— PROBLEM DESCRIPTION —
Scan the data below. Pull out each line where "Performance" occurs.

## BEGIN

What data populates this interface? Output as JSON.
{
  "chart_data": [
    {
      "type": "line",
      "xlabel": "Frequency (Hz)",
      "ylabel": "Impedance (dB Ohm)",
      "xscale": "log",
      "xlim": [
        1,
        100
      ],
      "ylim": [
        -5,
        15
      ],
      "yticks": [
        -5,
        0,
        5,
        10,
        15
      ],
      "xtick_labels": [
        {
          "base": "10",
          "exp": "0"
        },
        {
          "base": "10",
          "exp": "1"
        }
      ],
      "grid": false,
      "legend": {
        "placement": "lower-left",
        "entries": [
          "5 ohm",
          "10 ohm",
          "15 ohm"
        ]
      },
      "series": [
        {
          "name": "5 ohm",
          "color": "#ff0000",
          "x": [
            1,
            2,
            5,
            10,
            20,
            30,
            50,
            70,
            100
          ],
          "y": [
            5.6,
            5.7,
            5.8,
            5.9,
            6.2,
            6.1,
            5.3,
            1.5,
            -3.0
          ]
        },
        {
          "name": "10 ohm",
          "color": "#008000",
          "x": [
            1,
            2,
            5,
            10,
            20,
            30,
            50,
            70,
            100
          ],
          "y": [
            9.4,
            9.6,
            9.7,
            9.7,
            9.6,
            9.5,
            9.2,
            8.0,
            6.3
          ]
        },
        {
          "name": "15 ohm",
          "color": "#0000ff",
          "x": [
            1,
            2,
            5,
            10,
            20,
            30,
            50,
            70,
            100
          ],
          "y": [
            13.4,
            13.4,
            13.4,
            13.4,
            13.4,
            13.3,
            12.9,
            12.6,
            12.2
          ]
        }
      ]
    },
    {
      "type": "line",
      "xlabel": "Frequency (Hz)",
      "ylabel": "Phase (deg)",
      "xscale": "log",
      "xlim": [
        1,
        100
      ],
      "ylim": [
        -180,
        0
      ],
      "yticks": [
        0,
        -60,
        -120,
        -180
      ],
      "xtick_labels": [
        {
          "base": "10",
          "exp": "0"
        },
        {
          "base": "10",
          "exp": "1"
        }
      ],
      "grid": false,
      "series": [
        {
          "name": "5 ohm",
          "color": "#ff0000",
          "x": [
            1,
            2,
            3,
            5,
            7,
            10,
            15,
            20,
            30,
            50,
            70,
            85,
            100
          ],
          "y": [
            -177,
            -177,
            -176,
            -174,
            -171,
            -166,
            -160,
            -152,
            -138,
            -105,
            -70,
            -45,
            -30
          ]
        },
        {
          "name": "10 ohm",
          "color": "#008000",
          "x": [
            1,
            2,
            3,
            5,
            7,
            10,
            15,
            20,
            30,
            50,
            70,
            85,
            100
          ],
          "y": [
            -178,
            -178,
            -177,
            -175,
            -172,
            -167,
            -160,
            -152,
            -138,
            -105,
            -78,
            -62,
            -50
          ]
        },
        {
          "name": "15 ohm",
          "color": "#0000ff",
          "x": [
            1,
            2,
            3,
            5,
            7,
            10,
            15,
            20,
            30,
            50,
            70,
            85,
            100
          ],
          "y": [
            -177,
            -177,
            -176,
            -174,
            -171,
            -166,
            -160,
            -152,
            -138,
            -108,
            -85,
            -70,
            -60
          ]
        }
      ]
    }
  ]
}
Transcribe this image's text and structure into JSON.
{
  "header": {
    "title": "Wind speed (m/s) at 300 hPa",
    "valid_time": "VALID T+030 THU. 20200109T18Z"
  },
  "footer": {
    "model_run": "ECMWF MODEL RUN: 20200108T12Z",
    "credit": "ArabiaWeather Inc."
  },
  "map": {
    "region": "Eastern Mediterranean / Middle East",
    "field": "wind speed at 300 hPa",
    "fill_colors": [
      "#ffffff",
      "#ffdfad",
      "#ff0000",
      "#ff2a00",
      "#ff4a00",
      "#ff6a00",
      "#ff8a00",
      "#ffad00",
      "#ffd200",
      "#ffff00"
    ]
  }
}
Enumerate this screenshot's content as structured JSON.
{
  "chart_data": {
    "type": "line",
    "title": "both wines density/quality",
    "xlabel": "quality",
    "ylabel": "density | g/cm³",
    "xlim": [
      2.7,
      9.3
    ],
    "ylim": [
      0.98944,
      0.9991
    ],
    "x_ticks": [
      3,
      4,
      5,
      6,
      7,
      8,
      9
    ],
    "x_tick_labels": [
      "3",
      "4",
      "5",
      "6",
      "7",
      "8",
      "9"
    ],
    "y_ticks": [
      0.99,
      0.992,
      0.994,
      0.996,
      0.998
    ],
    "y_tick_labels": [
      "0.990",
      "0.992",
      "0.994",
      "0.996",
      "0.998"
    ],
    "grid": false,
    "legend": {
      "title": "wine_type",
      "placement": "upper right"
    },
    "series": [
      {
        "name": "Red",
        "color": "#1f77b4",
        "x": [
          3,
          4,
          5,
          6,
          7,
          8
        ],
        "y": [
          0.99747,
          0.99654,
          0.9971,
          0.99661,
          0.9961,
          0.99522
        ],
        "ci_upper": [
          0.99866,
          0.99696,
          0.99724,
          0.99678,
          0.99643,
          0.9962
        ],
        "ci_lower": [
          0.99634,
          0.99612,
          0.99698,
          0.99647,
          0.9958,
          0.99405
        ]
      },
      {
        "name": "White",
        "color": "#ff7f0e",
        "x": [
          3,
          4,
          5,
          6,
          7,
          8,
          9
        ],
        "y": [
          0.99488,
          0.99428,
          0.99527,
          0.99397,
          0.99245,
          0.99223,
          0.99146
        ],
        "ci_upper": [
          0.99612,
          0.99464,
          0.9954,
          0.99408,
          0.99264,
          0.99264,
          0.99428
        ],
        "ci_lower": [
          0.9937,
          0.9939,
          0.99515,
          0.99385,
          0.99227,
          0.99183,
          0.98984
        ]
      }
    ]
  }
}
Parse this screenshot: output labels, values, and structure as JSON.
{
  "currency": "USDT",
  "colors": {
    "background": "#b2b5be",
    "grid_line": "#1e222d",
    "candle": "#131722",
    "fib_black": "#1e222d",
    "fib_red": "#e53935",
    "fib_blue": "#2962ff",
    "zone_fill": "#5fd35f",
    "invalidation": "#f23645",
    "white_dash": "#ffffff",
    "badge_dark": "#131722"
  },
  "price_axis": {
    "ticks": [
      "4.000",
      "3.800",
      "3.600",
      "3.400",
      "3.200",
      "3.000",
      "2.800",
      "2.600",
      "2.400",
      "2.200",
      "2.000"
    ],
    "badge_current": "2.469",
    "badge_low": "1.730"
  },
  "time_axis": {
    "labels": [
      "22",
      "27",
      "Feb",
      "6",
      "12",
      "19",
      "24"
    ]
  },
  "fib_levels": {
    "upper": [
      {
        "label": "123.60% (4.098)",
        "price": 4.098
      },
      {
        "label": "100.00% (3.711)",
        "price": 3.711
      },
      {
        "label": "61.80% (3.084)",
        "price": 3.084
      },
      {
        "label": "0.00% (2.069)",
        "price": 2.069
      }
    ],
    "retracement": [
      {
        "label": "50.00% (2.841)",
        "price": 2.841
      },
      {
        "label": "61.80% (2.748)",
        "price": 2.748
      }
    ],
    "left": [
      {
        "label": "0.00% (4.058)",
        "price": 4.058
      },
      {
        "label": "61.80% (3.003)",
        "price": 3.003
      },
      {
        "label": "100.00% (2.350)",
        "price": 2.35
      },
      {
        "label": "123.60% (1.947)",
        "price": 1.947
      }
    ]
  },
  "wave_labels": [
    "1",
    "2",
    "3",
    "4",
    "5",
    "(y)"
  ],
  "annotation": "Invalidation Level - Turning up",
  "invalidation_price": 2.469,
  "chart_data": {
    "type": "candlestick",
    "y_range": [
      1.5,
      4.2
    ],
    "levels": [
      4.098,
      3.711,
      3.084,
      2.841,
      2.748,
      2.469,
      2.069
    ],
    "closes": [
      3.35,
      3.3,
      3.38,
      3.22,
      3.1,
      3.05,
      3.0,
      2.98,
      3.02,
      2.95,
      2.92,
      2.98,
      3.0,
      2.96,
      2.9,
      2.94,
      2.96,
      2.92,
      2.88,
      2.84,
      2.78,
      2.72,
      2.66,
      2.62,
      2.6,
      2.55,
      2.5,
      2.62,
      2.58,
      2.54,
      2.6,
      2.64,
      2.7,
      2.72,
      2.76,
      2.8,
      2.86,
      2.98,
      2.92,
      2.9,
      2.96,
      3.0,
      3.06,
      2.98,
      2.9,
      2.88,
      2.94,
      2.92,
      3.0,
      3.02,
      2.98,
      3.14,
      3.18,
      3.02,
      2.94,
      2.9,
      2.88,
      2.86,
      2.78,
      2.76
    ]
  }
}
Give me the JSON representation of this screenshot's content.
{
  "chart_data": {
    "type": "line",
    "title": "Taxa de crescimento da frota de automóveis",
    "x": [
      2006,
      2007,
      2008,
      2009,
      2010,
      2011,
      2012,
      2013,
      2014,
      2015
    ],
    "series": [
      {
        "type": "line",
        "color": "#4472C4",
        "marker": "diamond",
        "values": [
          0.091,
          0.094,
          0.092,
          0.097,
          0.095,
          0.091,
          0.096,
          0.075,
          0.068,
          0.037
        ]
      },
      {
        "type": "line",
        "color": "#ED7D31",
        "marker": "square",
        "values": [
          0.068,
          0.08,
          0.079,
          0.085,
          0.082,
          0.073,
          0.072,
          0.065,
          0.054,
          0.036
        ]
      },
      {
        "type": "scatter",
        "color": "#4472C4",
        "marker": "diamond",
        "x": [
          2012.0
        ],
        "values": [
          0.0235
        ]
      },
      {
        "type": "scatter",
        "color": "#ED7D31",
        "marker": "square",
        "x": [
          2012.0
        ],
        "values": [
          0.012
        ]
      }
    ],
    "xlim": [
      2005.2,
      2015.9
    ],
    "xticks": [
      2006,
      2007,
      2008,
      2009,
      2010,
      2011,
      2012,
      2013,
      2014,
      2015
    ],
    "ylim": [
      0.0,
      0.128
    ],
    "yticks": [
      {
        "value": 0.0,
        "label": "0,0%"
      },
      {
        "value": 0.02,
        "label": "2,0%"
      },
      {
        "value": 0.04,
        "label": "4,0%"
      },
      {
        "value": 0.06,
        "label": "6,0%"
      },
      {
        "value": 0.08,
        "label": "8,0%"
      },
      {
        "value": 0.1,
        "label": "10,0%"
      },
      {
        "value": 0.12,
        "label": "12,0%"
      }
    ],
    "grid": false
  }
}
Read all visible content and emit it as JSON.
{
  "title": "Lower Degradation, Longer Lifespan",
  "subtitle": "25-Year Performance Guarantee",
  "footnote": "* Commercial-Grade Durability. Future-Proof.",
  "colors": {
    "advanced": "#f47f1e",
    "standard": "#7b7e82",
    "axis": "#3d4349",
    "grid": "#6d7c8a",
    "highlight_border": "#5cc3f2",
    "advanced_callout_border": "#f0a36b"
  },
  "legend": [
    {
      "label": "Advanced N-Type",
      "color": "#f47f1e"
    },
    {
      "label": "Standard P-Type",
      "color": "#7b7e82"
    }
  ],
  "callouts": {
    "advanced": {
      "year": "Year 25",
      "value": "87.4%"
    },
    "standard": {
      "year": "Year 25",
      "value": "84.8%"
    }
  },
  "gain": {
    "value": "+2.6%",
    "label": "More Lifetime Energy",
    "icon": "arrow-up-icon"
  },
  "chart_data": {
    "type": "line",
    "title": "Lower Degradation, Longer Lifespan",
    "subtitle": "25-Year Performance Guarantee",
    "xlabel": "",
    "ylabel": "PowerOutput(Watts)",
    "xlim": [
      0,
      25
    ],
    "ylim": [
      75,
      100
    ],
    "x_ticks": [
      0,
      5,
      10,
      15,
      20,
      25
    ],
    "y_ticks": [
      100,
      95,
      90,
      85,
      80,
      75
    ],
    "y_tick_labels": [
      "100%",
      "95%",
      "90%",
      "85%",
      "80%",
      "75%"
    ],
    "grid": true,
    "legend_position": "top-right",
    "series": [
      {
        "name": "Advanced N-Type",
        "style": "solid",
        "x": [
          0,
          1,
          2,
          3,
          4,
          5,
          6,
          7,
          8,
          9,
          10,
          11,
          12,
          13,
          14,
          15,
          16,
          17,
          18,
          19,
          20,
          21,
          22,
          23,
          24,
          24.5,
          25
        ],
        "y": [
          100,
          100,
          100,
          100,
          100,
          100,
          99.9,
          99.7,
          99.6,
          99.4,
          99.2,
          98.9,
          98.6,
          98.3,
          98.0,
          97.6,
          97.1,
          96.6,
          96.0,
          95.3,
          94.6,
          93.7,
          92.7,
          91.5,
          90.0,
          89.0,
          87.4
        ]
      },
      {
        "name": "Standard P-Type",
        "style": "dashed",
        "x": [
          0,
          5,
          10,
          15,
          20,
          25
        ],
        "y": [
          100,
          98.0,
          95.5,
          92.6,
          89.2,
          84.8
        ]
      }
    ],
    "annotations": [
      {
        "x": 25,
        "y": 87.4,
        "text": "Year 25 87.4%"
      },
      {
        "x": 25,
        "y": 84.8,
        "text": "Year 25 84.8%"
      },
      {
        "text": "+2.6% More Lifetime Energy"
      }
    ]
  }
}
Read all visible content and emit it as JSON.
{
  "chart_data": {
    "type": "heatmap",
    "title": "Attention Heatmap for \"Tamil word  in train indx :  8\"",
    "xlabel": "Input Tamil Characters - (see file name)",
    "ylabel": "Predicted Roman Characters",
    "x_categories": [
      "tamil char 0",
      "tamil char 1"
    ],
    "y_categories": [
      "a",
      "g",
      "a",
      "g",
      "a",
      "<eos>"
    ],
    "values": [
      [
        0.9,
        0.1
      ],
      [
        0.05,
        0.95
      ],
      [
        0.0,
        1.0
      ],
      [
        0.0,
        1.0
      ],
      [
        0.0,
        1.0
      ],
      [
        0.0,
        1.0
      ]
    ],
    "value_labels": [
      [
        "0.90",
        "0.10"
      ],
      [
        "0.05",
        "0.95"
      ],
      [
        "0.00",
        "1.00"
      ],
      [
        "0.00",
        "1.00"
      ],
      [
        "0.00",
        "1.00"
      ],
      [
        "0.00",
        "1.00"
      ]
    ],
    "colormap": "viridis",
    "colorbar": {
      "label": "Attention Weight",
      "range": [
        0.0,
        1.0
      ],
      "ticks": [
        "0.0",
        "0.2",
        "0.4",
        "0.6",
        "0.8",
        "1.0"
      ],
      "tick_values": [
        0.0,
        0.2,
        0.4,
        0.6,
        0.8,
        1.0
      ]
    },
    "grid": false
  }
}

## END

— EXERCISE SOLUTION —
  "subtitle": "25-Year Performance Guarantee",
    "subtitle": "25-Year Performance Guarantee",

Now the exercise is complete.